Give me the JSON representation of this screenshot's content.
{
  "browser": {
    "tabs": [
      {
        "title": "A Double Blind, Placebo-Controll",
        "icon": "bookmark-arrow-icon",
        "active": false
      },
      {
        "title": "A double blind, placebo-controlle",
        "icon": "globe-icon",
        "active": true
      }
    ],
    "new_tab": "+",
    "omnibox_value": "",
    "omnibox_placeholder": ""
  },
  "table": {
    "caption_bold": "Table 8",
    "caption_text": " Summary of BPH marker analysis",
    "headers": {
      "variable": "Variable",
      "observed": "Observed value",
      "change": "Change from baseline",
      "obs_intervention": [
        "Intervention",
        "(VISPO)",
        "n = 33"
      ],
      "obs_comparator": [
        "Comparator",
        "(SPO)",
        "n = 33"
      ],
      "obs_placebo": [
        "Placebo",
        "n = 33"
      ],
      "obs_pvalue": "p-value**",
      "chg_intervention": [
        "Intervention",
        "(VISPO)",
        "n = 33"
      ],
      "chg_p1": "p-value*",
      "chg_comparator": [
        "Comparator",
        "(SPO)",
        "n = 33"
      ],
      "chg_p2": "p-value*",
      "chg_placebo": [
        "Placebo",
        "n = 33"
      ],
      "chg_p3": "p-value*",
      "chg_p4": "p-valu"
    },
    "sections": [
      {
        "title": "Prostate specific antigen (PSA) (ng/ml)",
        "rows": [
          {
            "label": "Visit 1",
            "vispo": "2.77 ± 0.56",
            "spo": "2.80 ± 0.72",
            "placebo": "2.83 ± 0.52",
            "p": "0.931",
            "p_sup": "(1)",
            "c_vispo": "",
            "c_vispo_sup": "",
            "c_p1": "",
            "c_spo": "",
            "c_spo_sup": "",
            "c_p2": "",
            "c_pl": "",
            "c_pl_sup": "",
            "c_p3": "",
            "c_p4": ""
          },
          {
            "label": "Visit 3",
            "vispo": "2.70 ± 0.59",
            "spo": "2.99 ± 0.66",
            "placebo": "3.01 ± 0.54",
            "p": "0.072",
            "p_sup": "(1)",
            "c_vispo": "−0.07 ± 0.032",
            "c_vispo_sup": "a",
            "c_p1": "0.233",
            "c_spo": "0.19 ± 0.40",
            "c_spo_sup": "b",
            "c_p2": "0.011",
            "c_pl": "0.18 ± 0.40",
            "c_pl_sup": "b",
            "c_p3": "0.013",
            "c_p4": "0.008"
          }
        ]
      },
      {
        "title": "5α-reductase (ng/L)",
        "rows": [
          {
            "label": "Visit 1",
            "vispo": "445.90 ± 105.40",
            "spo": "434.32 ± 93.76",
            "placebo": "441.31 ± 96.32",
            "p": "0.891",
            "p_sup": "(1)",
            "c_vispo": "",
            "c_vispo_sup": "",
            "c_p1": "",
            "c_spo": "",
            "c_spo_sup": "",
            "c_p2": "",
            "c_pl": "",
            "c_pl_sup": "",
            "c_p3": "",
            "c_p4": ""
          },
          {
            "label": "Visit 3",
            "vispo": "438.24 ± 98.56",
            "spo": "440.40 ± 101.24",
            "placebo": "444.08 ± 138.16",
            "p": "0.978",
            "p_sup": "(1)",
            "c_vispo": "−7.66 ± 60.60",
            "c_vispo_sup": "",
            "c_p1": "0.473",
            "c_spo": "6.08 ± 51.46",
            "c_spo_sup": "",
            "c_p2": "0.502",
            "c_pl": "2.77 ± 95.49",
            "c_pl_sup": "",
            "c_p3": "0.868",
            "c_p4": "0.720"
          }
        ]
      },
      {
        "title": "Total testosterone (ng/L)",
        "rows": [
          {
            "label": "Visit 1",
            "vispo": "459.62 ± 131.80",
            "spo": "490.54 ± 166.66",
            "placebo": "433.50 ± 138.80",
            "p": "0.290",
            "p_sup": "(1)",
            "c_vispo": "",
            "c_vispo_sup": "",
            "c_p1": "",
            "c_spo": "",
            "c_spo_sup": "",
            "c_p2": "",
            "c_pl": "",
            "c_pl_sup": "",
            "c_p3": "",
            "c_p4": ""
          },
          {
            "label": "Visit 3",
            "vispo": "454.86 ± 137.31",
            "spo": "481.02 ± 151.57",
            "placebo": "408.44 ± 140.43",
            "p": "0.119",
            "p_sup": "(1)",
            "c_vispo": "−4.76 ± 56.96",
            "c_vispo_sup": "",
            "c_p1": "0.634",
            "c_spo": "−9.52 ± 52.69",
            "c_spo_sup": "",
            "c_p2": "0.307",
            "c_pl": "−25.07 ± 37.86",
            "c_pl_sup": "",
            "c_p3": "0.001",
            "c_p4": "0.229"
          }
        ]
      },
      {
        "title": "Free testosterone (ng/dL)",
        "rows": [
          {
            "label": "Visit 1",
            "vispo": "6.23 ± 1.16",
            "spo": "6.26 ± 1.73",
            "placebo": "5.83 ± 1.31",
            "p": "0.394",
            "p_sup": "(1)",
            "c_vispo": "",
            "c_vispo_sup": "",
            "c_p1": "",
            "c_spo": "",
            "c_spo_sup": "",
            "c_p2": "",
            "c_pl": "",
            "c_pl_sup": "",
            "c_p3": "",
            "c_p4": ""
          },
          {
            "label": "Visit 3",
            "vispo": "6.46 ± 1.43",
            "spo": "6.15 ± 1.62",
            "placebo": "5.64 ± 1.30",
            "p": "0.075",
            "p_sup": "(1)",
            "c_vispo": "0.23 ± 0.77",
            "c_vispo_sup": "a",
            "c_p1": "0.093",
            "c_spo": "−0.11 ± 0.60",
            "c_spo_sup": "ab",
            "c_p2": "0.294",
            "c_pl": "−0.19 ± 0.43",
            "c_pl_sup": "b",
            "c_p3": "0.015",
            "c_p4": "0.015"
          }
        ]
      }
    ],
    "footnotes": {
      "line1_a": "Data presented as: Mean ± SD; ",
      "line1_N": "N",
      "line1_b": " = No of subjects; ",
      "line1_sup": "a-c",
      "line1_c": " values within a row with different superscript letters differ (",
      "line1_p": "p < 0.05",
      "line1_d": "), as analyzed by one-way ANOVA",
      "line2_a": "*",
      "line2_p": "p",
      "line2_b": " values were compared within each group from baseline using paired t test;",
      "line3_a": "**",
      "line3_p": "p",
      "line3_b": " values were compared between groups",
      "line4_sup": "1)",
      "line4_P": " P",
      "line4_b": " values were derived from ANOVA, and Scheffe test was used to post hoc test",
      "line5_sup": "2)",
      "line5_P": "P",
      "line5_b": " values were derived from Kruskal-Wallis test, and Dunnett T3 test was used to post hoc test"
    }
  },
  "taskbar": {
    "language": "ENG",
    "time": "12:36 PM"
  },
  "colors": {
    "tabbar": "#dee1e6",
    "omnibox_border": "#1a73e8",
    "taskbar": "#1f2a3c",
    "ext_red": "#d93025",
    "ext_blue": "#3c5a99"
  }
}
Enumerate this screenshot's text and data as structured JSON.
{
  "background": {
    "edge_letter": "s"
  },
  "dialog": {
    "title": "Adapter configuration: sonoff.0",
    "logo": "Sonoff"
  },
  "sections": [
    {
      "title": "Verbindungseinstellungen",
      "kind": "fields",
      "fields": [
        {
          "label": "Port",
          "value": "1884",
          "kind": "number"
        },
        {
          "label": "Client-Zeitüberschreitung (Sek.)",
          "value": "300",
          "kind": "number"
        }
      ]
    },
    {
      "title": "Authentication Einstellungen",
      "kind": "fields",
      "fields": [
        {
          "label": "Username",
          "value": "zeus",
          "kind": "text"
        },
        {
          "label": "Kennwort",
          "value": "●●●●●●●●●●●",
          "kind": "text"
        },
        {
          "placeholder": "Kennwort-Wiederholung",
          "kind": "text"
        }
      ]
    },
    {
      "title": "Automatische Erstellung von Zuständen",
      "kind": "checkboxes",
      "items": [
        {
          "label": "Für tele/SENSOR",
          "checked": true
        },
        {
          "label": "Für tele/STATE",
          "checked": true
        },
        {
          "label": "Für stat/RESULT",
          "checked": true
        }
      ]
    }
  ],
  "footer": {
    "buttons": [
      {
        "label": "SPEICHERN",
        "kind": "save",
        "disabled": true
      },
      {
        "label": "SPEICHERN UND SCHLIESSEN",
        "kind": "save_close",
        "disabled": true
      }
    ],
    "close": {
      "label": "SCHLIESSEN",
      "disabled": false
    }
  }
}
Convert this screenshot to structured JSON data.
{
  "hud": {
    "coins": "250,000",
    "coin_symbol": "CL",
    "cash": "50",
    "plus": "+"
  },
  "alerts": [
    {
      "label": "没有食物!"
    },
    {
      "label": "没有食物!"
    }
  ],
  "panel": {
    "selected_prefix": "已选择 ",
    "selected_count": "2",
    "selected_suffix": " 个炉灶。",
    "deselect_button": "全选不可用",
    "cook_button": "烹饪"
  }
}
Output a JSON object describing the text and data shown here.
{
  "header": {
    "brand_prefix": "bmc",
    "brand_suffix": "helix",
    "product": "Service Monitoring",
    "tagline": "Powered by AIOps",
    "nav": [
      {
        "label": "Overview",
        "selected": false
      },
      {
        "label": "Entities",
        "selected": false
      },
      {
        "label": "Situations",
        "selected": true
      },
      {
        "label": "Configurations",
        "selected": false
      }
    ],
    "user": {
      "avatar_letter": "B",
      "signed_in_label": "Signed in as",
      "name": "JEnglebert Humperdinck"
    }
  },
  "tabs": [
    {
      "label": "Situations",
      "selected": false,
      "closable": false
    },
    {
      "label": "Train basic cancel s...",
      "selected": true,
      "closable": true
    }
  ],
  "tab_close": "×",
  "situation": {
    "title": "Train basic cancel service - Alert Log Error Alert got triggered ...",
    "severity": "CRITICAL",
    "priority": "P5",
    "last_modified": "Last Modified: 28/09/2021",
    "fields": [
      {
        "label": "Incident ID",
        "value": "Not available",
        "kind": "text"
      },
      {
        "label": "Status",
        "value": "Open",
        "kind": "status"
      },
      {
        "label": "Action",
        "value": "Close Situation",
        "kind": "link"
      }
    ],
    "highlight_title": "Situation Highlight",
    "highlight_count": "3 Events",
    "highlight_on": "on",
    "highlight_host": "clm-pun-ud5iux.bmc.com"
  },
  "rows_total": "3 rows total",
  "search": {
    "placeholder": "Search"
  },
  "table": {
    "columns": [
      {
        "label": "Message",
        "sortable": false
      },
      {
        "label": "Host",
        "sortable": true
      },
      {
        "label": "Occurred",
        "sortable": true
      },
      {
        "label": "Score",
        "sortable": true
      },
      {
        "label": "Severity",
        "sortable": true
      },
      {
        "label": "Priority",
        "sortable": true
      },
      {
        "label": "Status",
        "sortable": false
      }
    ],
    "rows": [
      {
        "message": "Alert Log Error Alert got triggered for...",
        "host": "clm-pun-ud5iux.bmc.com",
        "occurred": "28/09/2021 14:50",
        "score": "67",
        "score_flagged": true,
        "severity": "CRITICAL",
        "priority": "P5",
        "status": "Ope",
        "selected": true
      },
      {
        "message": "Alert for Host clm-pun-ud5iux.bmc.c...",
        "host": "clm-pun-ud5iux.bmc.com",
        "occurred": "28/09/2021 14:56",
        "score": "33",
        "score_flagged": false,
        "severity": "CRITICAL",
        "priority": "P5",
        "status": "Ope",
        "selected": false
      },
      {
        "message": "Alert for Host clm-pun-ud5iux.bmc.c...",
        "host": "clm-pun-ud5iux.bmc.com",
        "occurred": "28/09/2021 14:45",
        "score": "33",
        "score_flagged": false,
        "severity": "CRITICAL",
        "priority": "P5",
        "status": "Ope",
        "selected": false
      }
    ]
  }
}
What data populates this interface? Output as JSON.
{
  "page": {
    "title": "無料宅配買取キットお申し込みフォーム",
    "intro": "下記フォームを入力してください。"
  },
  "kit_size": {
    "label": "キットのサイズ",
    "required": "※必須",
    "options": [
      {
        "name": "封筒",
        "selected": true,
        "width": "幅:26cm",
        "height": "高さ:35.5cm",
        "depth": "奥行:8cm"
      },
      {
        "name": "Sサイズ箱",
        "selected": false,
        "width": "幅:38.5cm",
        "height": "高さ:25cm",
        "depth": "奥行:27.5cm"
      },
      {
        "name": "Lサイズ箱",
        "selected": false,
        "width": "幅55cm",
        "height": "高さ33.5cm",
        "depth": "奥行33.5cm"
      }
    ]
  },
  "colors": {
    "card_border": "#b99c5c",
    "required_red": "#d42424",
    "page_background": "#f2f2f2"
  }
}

_ _ _ _ _ _ _

■ Instructions for the task ■
Search the data for the string "ANOVA" and copy each line where it appears.

■ Complete output ■
      "line1_d": "), as analyzed by one-way ANOVA",
      "line4_b": " values were derived from ANOVA, and Scheffe test was used to post hoc test",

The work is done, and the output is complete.